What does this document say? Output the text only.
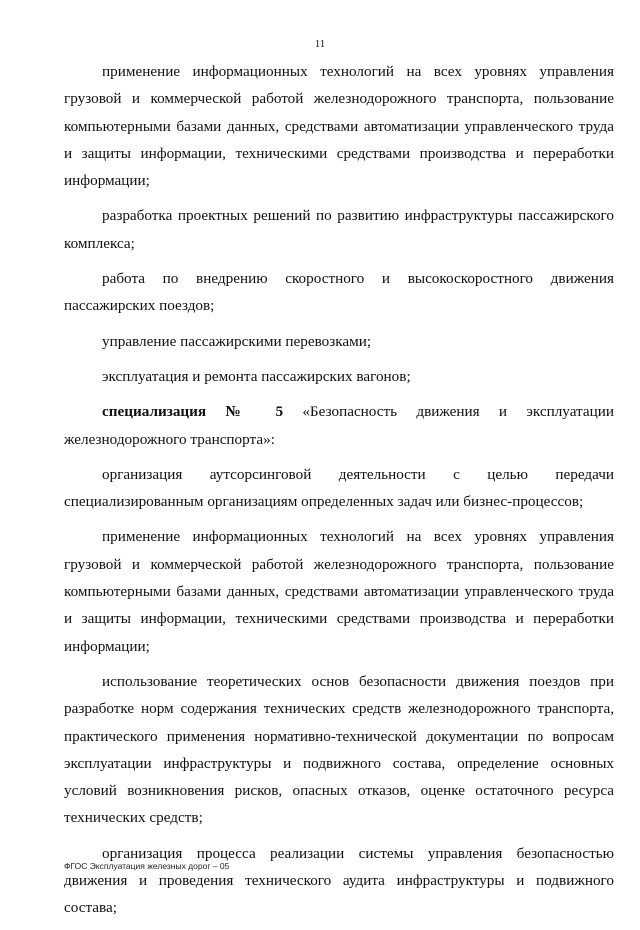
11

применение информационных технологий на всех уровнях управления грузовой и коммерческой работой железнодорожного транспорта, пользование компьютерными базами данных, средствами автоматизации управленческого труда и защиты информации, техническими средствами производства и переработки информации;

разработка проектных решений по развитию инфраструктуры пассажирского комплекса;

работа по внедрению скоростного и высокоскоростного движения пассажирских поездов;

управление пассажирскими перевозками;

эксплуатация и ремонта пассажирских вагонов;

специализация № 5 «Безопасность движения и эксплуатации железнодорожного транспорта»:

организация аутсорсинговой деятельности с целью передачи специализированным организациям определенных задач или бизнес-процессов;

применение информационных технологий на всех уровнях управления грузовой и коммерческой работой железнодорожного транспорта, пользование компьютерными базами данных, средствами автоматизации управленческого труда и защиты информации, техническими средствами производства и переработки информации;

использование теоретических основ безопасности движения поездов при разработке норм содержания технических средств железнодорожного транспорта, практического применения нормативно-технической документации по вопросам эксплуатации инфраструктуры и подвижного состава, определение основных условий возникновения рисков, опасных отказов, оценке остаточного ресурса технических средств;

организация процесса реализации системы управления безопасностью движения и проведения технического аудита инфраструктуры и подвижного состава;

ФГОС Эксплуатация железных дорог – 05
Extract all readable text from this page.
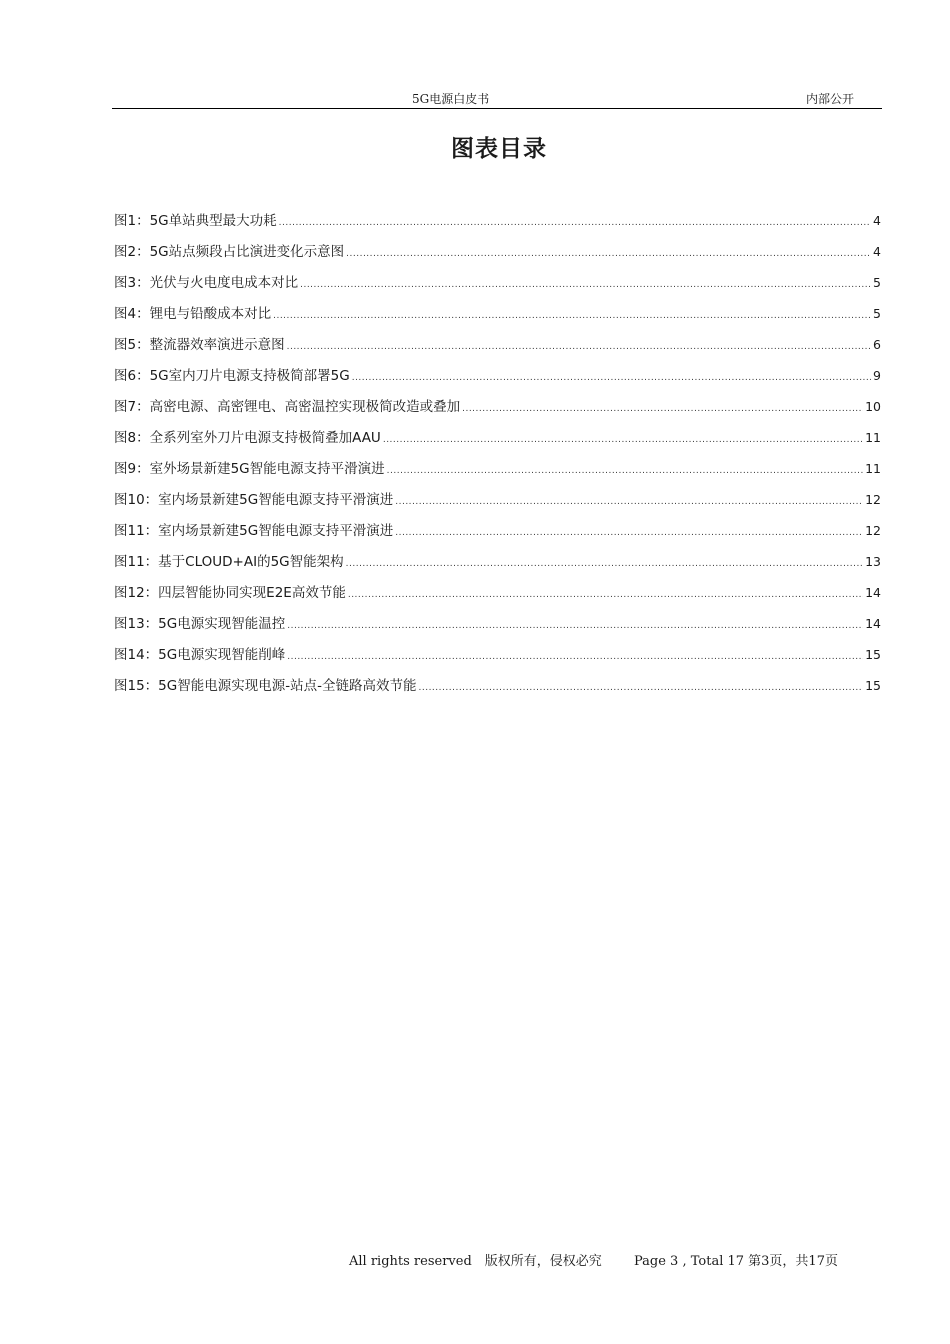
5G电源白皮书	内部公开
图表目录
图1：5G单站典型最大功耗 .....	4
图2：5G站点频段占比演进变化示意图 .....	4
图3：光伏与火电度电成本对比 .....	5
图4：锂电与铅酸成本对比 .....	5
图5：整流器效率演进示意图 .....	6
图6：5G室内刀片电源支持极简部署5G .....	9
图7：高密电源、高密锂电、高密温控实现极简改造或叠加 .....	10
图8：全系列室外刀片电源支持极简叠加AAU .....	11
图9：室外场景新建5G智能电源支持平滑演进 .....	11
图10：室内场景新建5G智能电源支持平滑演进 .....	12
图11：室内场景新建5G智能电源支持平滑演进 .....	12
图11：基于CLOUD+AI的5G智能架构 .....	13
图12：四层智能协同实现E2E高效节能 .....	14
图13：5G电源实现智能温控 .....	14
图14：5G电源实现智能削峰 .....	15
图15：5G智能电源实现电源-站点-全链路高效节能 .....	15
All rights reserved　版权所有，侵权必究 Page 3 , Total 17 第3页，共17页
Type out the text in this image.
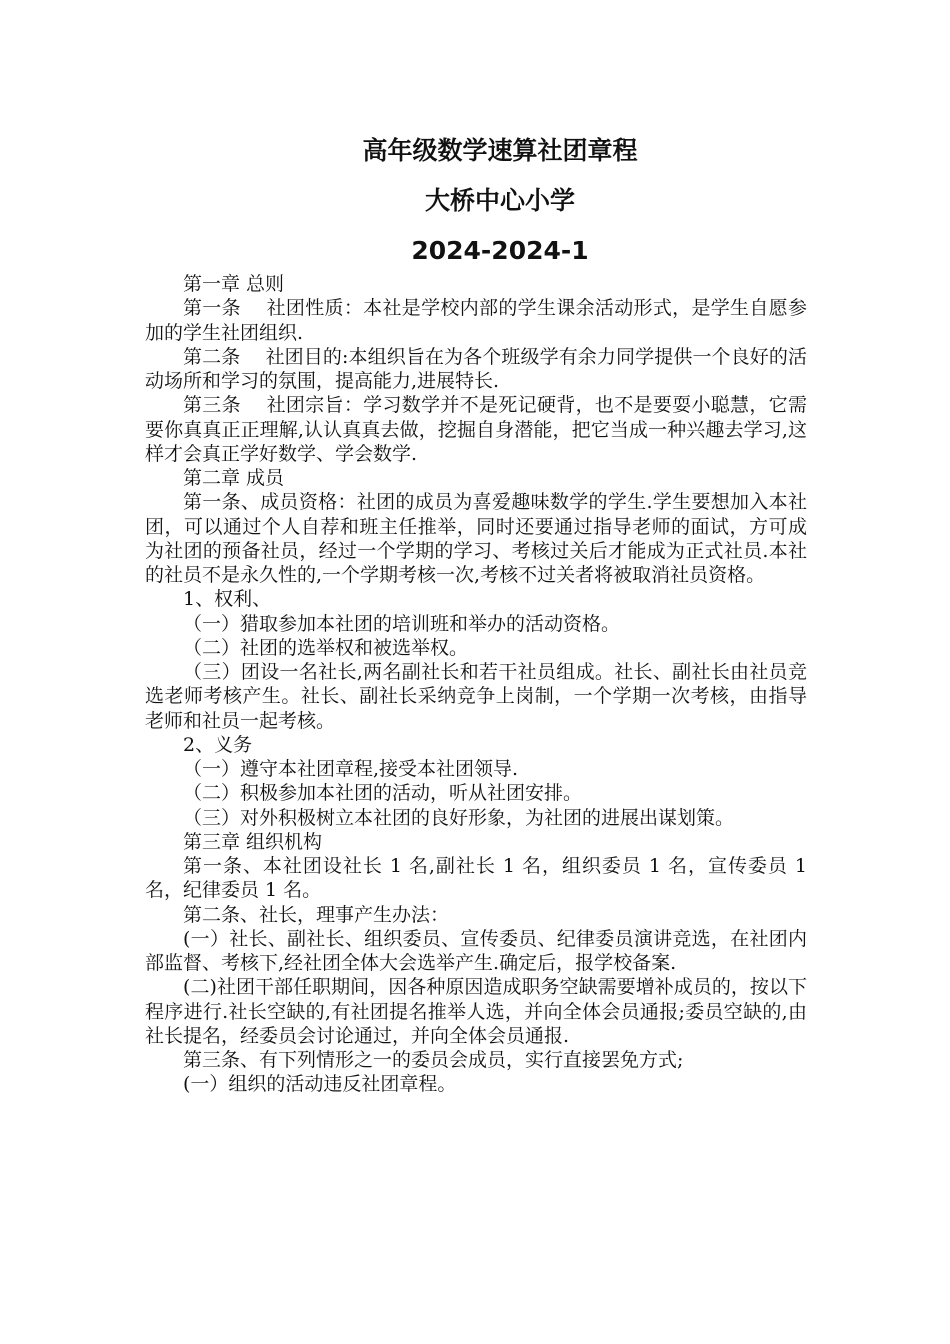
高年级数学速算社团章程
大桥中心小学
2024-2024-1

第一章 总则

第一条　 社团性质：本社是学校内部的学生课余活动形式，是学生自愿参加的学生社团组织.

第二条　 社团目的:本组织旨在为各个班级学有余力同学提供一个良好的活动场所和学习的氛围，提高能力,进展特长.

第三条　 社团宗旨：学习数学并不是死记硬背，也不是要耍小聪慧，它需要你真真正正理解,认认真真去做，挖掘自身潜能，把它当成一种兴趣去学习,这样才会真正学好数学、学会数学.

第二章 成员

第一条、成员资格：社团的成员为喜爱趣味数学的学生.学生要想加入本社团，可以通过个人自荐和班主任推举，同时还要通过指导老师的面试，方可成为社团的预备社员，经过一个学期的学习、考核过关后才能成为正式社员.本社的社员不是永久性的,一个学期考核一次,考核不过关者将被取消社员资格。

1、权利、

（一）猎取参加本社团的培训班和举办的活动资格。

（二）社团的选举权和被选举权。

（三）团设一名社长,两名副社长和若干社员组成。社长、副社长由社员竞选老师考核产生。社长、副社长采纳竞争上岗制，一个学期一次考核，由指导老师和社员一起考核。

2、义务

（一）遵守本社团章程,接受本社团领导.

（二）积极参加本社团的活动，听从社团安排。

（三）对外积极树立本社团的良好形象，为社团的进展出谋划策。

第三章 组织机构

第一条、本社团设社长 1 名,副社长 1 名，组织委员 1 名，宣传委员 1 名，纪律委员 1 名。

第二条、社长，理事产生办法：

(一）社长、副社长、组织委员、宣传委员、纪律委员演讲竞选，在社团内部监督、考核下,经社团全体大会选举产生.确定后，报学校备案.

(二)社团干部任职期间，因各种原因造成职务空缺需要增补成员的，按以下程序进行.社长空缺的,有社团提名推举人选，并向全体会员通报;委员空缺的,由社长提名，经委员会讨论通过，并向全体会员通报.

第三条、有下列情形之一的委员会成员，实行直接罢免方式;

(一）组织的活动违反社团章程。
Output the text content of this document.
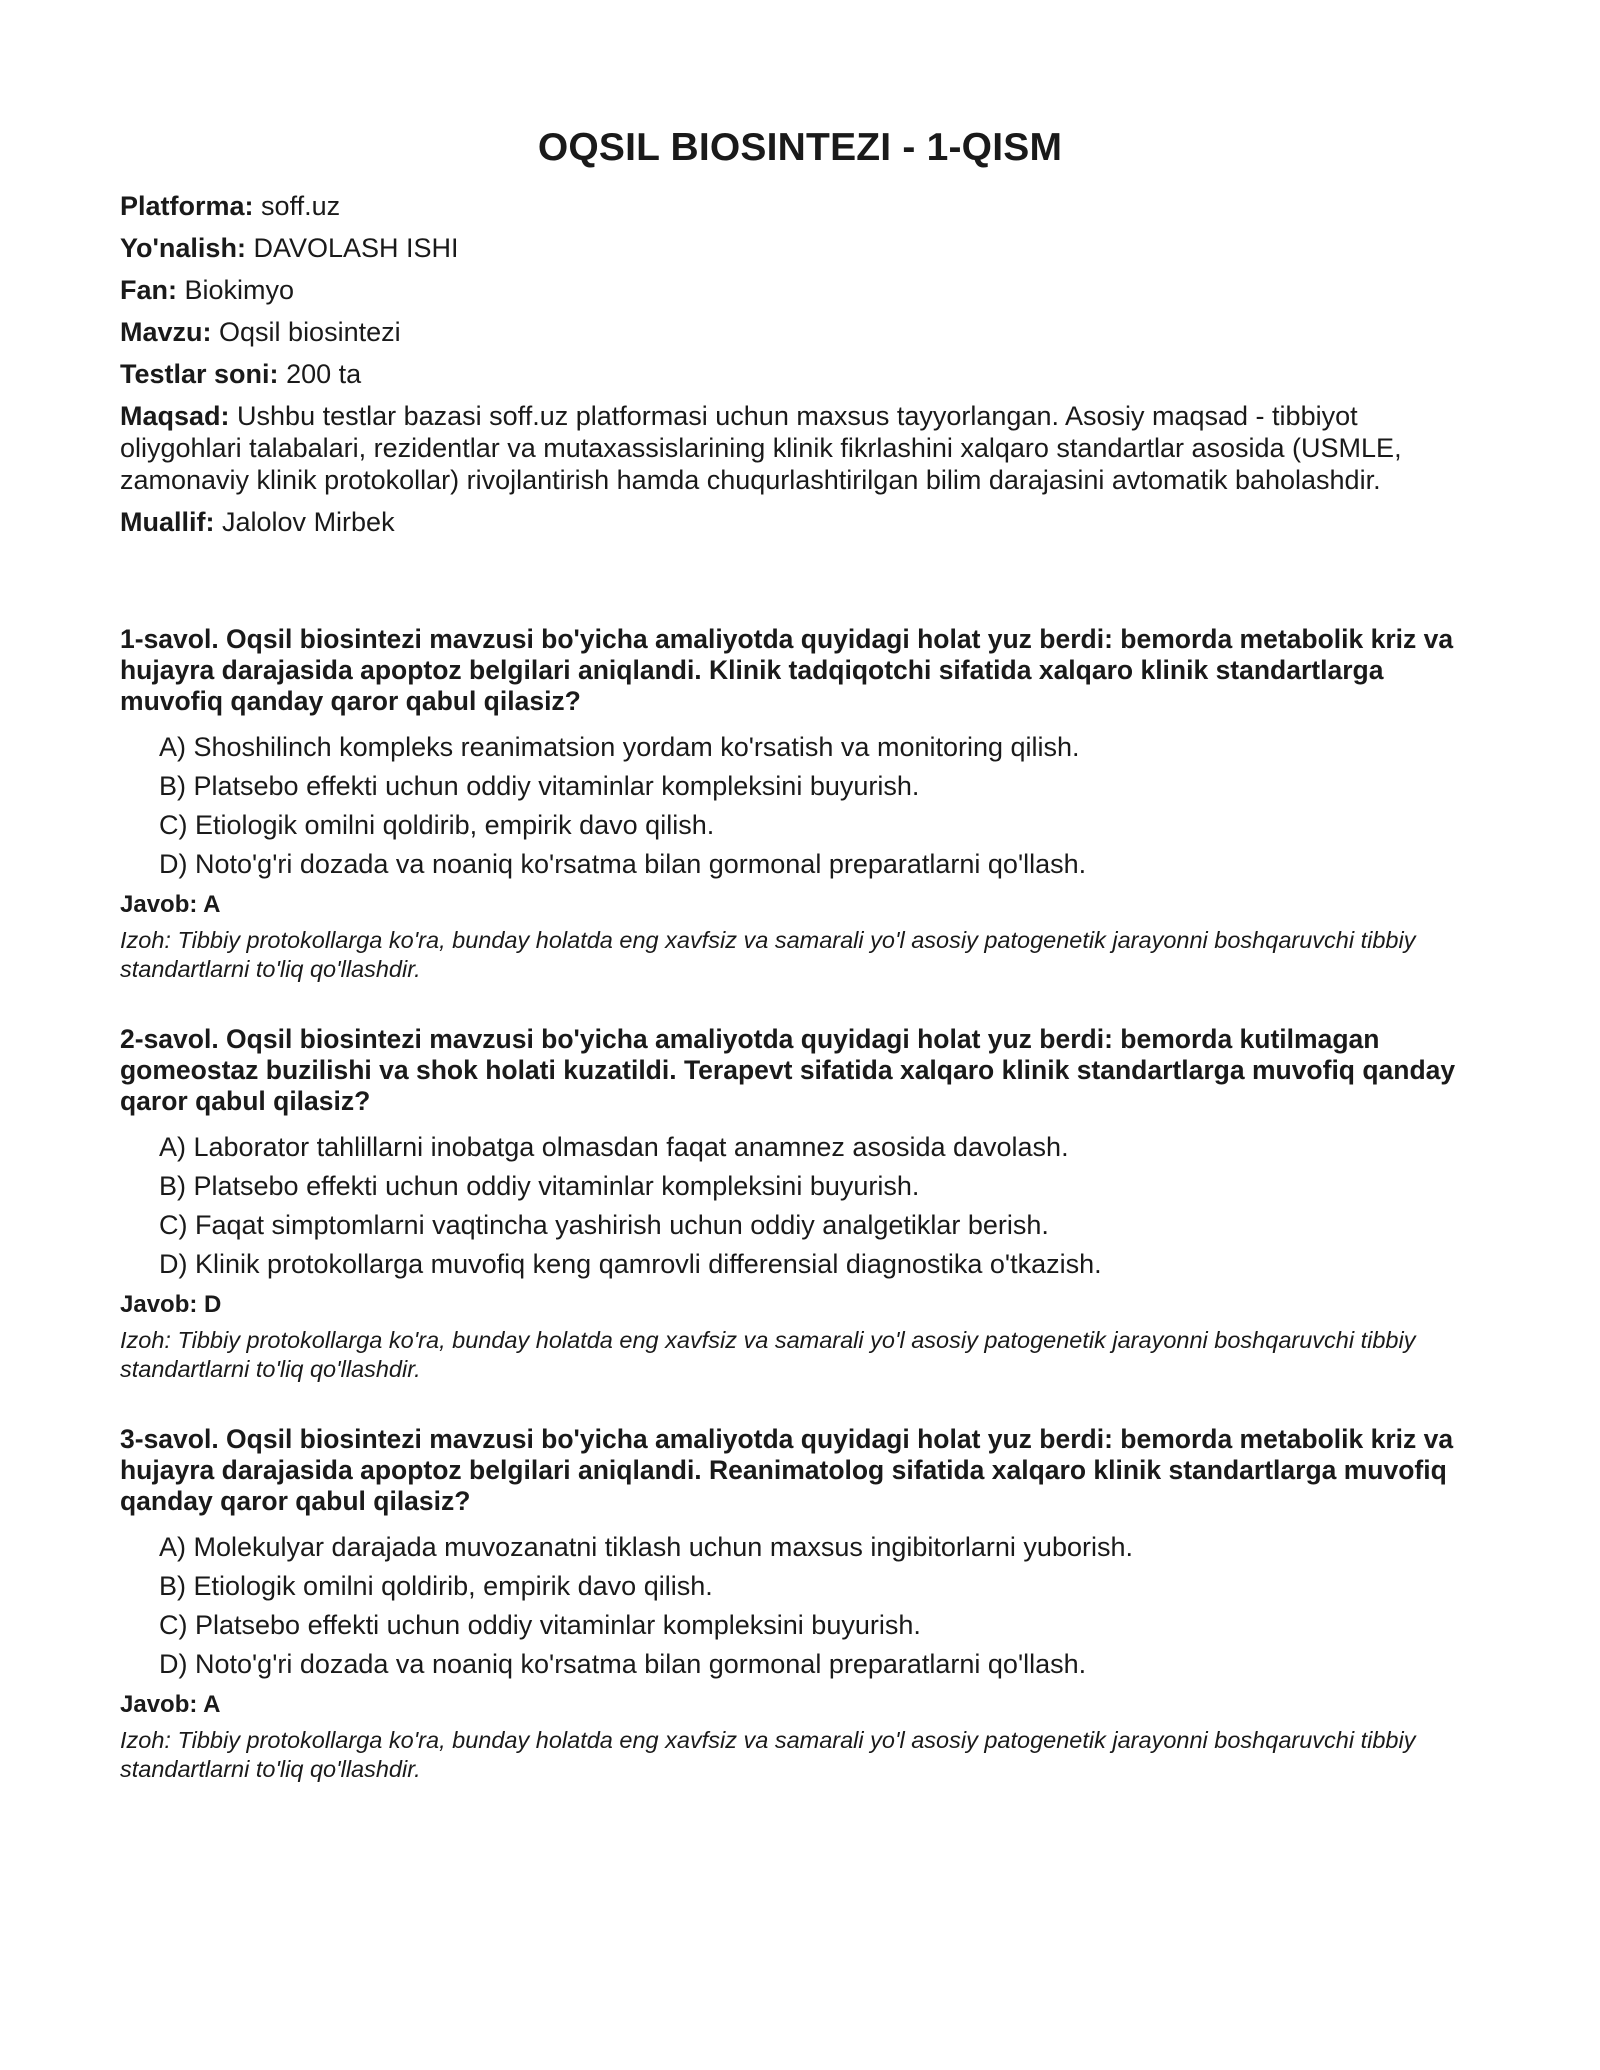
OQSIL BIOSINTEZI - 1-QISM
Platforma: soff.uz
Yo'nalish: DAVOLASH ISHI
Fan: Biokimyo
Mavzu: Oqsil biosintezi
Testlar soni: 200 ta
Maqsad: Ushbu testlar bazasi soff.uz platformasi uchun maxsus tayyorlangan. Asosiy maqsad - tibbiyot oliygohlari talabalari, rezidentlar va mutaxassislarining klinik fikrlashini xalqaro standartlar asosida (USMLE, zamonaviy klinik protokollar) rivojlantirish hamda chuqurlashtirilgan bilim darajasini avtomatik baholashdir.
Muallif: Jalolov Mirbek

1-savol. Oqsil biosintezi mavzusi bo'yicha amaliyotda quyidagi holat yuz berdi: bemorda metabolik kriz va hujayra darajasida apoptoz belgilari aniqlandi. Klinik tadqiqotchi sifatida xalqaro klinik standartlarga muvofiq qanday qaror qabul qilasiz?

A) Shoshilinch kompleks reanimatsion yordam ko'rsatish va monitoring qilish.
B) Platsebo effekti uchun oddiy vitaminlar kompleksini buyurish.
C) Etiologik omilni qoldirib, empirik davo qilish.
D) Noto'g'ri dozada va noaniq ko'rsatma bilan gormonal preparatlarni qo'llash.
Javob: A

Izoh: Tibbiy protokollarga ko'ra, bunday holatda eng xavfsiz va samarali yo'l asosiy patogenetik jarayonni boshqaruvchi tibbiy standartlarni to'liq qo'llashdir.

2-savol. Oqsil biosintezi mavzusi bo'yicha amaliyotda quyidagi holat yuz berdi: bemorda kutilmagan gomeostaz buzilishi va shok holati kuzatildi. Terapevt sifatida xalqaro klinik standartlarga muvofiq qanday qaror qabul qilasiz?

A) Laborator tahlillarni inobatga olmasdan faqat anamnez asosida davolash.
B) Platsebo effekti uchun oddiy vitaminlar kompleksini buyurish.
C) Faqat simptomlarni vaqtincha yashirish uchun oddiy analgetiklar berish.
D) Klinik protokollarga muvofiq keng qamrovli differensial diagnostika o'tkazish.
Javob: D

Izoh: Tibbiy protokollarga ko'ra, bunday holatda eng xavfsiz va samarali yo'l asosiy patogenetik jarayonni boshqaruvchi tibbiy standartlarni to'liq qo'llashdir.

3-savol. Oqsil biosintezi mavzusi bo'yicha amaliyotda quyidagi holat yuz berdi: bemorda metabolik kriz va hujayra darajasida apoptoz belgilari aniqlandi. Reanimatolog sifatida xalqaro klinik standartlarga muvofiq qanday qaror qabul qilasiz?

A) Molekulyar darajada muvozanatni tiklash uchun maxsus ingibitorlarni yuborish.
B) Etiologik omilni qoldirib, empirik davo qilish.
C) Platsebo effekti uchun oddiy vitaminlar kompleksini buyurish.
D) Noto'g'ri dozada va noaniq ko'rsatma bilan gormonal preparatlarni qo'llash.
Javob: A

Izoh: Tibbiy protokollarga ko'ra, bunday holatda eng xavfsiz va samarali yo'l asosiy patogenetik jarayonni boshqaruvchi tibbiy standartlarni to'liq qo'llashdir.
---------------
OBJECTIVE >>
Using the material above, copy every line in which the string "транспорта" occurs.

EXERCISE OUTPUT >>
применение информационных технологий на всех уровнях управления грузовой и коммерческой работой железнодорожного транспорта, пользование компьютерными базами данных, средствами автоматизации управленческого труда и защиты информации, техническими средствами производства и переработки информации;
специализация № 5 «Безопасность движения и эксплуатации железнодорожного транспорта»:
применение информационных технологий на всех уровнях управления грузовой и коммерческой работой железнодорожного транспорта, пользование компьютерными базами данных, средствами автоматизации управленческого труда и защиты информации, техническими средствами производства и переработки информации;
использование теоретических основ безопасности движения поездов при разработке норм содержания технических средств железнодорожного транспорта, практического применения нормативно-технической документации по вопросам эксплуатации инфраструктуры и подвижного состава, определение основных условий возникновения рисков, опасных отказов, оценке остаточного ресурса технических средств;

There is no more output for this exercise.